What is asked: Go through the material and pull out every line with the string "hvilka" in it.

[Extracted records]

— start —

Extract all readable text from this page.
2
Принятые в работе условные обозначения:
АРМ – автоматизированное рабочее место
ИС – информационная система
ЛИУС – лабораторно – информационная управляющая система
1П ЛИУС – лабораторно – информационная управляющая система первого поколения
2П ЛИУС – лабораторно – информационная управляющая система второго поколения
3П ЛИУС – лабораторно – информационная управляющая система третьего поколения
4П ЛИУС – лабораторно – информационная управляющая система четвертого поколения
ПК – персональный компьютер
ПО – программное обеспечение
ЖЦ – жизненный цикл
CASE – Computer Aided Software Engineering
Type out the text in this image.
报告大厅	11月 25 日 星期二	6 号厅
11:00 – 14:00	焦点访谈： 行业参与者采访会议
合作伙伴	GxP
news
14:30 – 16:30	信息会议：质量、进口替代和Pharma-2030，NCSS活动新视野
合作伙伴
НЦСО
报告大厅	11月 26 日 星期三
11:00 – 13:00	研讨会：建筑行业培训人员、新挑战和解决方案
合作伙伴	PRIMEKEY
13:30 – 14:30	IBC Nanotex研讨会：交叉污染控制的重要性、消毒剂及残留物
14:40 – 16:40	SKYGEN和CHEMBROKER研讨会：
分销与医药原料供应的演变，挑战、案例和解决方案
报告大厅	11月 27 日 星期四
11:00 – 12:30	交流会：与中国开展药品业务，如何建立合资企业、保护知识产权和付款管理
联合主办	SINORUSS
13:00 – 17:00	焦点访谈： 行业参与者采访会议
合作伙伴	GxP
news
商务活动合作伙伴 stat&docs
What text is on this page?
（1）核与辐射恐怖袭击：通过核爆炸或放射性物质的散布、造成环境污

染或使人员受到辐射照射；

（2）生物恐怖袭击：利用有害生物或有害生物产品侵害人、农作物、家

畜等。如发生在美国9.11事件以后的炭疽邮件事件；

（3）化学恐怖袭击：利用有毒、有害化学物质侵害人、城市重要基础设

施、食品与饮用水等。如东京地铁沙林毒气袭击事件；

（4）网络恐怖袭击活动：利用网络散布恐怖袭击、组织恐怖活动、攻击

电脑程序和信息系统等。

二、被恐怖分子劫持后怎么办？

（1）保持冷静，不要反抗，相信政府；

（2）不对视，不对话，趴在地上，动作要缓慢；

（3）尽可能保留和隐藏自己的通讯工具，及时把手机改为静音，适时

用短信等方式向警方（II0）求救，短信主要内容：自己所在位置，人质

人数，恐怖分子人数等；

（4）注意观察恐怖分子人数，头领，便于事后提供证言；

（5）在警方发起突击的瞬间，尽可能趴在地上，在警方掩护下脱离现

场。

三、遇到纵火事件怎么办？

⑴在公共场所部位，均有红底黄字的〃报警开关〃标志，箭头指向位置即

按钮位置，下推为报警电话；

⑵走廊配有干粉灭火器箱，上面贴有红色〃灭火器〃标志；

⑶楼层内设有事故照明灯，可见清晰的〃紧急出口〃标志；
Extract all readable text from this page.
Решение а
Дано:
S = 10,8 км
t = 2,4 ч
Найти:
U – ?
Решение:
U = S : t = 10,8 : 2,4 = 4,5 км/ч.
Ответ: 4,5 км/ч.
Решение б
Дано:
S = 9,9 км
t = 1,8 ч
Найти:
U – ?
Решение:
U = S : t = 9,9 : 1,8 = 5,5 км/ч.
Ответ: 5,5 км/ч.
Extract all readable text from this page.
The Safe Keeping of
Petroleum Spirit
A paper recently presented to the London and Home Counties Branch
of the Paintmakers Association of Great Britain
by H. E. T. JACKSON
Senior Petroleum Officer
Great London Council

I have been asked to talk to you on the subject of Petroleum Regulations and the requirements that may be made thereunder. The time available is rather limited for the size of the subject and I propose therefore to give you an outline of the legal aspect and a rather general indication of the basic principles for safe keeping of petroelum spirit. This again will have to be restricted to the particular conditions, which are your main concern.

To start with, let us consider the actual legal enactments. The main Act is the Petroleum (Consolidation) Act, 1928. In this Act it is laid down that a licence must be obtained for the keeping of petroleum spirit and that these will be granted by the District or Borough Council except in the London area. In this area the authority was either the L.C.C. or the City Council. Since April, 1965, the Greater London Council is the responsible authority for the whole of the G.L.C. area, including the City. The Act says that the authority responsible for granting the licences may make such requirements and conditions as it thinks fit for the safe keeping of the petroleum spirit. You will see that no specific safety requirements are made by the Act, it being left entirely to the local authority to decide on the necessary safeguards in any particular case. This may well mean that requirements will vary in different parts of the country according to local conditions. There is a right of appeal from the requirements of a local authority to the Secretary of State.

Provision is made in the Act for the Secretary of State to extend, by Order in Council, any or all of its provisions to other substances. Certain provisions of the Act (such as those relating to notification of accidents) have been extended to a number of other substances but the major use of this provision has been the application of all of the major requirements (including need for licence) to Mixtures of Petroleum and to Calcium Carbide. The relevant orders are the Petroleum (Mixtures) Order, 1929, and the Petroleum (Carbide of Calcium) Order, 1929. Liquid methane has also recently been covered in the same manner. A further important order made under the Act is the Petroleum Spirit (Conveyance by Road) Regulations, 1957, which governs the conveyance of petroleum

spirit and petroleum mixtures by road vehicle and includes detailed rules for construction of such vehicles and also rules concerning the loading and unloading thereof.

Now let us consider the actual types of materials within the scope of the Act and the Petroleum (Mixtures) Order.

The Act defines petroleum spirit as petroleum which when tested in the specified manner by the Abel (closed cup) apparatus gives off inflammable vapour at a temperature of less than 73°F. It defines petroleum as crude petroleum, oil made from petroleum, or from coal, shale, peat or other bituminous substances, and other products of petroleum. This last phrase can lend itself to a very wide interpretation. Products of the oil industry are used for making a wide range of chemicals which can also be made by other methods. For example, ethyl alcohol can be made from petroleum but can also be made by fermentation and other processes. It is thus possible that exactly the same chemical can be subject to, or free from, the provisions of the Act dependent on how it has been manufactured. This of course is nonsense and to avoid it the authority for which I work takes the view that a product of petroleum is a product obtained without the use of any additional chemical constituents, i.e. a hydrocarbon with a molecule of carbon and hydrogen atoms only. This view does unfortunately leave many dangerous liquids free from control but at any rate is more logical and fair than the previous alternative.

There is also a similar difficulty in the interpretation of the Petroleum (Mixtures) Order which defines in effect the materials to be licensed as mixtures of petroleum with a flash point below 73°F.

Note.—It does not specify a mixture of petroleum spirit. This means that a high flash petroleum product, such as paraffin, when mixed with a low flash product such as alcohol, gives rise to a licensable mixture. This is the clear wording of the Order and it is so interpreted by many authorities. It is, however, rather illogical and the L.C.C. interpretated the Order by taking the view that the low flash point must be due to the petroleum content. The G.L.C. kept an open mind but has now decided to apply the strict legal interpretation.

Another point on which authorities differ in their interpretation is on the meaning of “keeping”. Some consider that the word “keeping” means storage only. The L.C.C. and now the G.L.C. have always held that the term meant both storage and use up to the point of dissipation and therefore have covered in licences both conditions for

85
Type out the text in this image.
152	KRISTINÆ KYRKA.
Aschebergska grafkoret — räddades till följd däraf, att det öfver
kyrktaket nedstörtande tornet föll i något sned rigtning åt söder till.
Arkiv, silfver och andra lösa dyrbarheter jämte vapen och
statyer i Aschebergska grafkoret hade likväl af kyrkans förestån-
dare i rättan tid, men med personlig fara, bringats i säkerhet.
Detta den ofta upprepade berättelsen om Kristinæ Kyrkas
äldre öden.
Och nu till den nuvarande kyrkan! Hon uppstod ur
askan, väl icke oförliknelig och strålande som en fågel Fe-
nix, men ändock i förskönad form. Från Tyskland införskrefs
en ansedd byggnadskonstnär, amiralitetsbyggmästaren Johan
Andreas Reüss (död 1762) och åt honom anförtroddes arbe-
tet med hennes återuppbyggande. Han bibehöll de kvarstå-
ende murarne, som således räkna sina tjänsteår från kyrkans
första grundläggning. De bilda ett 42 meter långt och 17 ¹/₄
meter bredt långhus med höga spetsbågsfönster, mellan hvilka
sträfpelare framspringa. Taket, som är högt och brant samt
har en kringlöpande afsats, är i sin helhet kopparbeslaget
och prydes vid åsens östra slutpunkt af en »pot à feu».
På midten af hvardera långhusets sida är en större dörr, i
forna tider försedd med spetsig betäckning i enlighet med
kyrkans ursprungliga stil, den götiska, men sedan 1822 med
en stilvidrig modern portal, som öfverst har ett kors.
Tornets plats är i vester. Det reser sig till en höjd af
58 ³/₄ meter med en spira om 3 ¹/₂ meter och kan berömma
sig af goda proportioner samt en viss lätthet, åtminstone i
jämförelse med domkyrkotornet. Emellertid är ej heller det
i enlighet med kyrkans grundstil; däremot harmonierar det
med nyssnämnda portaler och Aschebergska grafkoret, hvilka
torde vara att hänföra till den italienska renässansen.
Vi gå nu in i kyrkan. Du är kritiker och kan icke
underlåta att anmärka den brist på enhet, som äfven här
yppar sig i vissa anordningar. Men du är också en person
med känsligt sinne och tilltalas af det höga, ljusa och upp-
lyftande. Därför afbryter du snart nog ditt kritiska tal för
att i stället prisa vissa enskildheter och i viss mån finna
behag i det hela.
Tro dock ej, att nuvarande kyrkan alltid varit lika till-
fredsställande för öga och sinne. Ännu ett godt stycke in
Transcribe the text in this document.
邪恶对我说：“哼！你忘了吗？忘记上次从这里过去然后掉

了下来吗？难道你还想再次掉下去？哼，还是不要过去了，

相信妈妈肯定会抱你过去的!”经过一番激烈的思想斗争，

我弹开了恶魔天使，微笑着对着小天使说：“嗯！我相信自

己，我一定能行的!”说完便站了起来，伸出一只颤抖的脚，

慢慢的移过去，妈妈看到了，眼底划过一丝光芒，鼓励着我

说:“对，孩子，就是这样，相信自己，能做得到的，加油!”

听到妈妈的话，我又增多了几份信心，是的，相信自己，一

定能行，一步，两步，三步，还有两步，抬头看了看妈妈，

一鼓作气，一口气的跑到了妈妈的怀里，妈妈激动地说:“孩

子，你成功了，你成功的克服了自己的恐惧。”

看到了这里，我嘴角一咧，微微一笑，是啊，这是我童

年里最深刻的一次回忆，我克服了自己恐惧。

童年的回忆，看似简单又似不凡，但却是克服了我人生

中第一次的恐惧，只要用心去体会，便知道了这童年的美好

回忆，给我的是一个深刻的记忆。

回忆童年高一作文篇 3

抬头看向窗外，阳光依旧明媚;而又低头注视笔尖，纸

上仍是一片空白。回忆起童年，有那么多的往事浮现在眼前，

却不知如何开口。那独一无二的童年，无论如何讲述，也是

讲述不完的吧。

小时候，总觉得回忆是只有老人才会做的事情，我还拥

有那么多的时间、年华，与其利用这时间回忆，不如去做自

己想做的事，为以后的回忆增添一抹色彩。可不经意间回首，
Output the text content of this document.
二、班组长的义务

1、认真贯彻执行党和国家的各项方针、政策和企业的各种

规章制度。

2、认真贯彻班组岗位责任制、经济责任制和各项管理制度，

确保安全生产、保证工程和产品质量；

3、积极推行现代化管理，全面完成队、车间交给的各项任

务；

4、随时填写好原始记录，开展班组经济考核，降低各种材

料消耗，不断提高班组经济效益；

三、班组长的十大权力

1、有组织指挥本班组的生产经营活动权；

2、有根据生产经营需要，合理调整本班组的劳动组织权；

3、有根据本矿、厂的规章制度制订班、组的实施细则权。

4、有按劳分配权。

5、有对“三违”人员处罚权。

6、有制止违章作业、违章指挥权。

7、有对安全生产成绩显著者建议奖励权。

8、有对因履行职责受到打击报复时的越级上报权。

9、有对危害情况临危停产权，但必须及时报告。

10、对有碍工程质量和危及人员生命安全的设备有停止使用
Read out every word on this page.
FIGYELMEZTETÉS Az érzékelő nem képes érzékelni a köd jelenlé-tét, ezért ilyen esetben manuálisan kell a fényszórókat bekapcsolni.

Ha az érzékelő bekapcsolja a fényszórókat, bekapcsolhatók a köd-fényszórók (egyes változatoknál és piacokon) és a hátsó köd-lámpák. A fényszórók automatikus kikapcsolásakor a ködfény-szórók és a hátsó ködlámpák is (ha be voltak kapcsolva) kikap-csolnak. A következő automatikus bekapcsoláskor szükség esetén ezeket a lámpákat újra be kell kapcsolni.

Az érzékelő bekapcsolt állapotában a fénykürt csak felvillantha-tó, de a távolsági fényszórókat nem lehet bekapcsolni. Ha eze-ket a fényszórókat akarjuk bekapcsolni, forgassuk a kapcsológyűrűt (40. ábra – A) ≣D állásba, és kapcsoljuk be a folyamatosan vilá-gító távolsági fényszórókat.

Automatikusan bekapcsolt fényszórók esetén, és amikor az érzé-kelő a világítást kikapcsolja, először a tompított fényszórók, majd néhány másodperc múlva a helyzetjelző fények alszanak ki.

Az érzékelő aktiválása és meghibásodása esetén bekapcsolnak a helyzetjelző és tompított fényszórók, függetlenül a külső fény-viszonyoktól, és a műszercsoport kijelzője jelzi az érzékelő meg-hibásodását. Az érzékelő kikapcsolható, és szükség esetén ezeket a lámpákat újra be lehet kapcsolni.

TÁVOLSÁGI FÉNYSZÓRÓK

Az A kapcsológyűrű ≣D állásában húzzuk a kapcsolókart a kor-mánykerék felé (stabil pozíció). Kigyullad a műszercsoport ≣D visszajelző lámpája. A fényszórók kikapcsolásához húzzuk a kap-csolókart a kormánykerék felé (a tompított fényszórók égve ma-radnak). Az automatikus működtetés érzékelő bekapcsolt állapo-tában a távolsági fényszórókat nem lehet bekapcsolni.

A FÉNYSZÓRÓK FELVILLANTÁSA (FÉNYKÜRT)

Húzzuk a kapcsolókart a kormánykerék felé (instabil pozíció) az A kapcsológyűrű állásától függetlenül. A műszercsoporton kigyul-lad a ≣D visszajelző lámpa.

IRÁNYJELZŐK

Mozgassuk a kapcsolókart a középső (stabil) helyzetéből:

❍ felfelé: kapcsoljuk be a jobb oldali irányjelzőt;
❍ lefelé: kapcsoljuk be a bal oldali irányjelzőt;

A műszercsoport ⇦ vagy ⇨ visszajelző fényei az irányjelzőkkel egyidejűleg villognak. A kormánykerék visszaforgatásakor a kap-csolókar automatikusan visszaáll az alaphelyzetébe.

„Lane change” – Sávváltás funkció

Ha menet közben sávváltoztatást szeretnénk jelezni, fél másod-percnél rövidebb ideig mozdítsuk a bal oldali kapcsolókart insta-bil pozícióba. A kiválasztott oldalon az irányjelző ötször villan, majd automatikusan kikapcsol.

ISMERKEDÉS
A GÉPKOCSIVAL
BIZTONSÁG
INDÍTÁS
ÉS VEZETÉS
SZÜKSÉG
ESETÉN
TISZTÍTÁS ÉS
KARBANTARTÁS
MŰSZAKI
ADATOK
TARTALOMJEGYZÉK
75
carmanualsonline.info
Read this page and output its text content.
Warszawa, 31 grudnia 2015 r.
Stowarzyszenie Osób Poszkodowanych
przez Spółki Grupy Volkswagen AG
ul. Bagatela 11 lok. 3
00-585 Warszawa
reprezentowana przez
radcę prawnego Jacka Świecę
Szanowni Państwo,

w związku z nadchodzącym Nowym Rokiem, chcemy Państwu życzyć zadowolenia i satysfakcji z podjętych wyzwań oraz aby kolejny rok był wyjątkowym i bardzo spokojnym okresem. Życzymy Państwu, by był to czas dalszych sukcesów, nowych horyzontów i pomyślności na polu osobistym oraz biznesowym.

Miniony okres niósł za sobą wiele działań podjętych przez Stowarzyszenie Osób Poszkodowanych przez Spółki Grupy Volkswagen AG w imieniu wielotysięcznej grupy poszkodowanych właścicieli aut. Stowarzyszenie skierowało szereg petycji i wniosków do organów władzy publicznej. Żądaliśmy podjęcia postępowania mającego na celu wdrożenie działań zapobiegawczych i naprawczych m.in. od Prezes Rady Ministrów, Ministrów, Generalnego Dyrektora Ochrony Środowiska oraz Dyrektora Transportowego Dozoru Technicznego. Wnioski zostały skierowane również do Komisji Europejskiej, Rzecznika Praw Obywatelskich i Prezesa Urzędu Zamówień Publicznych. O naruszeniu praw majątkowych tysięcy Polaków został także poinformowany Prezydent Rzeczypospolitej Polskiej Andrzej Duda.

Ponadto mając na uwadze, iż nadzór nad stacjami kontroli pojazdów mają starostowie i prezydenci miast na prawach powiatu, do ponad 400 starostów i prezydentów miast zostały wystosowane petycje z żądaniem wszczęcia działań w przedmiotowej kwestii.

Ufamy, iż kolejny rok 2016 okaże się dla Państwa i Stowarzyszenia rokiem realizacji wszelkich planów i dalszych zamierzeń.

— end —

Output of the exercise:
meter bredt långhus med höga spetsbågsfönster, mellan hvilka
med nyssnämnda portaler och Aschebergska grafkoret, hvilka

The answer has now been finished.